DOCUMENT SEGMENT -
[START]

CHAPTER 9
HARD TIMES
My god, our was life tough back then. Brendan and I were both working so hard yet earning around £6.50 an hour each. Out of that we had to pay for private dance lessons that cost ten times as much. I may have been unhappy a lot of the time but I never gave up hope that our efforts would eventually pay off – though there were times when I came close: our first Christmas for example …
There we were, feeling utterly defeated sitting on the floor of our sparsely furnished living room, both wishing we could be with our families, but there was no way we could afford to travel home, and neither of us fancied ringing our parents to ask for money again. We both had our pride and we felt that we had asked for a lot already – money for food, money for lessons, money for dresses, money for Brendan’s work tools, money for this, money for that – not something to make a couple in their 20s feel good about themselves.
I really didn’t want my parents to have to make more sacrifices just to help us out, even though I knew they would. They’d done so much while I was growing up and it just felt wrong to keep asking. I also didn’t want them to say, ‘Honey why don’t you just move back home?’ Which I think they probably would have if they had known exactly how tough it was at times.
Time to call it a day?
Sitting there on the floor that Christmas, I remember telling Brendan we had a choice. ‘We can either power through, have Christmas here and somehow believe that things will work out for us,’ I said to him. ‘Or we can break up and say goodbye. Get on with our lives separately, me in Denmark, you in New Zealand, and admit that this challenge was too big for us.’
It hurt me to say it, but that’s how bad things were. We were seriously, seriously broke. Brendan hadn’t been paid, as the man he was working for said he was in a bit of money trouble.
I’m not a quitter, never have been, so I knew I wanted to stay. But I just didn’t know how we were going to make it work. We had huge debts and it looked to me that we had so little going for us, that maybe our dream wasn’t meant to be after all. But putting our choices into words not only made them real, it made us realize just how much our dancing meant to us. So when we agreed that we couldn’t give up, not now when we’ve come so far, the relief was palpable. We had to make it work, no matter what it took.

[END]

EXERCISE - Put this sentence from the memoir chapter above into Spanish: "I’m not a quitter, never have been, so I knew I wanted to stay."

DATA RECORDS -
[START]

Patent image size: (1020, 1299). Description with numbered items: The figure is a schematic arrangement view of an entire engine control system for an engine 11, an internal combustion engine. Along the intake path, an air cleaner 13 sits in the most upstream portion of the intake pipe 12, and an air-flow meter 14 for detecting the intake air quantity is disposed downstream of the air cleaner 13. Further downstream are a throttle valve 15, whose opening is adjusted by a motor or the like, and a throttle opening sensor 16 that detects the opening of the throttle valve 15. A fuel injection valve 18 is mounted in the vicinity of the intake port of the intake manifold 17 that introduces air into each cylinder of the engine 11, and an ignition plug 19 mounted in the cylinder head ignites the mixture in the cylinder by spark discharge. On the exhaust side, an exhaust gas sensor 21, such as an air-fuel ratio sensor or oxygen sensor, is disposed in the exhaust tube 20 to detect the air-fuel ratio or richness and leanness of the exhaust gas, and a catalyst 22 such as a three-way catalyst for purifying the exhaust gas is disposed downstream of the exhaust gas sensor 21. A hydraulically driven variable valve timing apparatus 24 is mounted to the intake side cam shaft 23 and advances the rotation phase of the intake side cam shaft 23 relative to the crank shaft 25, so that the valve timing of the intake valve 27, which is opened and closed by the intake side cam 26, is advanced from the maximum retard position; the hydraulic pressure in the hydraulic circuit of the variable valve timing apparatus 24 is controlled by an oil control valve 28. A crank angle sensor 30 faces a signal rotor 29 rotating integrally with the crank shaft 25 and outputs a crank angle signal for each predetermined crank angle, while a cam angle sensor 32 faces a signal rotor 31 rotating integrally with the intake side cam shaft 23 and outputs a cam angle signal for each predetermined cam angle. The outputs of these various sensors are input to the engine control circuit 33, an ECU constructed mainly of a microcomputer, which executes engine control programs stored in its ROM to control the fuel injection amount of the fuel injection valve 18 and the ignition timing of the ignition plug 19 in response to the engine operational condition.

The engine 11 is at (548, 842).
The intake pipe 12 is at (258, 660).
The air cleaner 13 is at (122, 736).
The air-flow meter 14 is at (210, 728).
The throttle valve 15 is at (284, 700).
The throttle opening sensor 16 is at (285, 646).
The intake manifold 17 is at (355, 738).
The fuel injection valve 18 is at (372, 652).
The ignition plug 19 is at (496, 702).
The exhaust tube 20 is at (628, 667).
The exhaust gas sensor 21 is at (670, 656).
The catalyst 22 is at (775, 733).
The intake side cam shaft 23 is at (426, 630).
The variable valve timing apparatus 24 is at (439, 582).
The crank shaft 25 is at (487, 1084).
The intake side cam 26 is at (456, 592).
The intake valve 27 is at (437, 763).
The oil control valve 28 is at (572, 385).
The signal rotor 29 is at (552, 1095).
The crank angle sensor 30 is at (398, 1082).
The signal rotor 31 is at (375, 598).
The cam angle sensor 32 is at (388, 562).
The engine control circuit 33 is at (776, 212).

[END]

RESPONSE TO THIS EXERCISE - No soy alguien que se rinda, nunca lo he sido, así que sabía que quería quedarme.